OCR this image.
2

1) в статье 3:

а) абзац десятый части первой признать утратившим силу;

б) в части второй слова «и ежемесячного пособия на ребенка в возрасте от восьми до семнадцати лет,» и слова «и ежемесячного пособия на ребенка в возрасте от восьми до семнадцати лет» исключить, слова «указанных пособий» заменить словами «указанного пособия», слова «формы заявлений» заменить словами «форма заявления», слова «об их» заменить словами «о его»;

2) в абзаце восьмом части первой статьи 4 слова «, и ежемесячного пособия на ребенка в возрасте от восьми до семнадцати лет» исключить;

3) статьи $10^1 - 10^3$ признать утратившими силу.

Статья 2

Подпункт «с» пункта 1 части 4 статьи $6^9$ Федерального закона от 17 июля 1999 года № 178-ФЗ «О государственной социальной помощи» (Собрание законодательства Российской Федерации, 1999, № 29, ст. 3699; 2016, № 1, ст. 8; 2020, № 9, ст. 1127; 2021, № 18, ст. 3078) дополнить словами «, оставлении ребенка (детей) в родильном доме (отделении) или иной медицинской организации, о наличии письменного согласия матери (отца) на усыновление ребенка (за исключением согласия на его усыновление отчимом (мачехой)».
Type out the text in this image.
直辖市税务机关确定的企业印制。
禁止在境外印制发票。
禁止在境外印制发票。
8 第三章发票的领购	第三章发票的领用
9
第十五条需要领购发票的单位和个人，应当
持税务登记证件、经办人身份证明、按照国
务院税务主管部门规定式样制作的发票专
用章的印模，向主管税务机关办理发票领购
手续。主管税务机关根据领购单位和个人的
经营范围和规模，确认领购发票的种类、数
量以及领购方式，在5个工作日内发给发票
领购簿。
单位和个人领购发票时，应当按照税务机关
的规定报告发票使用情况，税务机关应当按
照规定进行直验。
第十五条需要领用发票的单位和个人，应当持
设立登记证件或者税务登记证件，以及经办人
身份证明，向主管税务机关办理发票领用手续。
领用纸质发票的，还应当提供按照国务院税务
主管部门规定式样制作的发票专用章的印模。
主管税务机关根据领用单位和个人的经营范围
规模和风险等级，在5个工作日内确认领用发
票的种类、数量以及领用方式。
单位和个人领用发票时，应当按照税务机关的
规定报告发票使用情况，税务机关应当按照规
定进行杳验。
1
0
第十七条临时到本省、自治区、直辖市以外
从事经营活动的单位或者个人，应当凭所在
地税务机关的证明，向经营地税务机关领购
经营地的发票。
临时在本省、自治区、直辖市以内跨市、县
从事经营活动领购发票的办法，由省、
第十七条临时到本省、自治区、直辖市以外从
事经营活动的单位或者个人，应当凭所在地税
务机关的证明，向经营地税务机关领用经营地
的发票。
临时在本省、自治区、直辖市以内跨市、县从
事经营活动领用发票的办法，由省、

AIM OF THE TASK - Find each line holding "第十七条临时到本省". Copy it out.

TASK RESPONSE -
第十七条临时到本省、自治区、直辖市以外
第十七条临时到本省、自治区、直辖市以外从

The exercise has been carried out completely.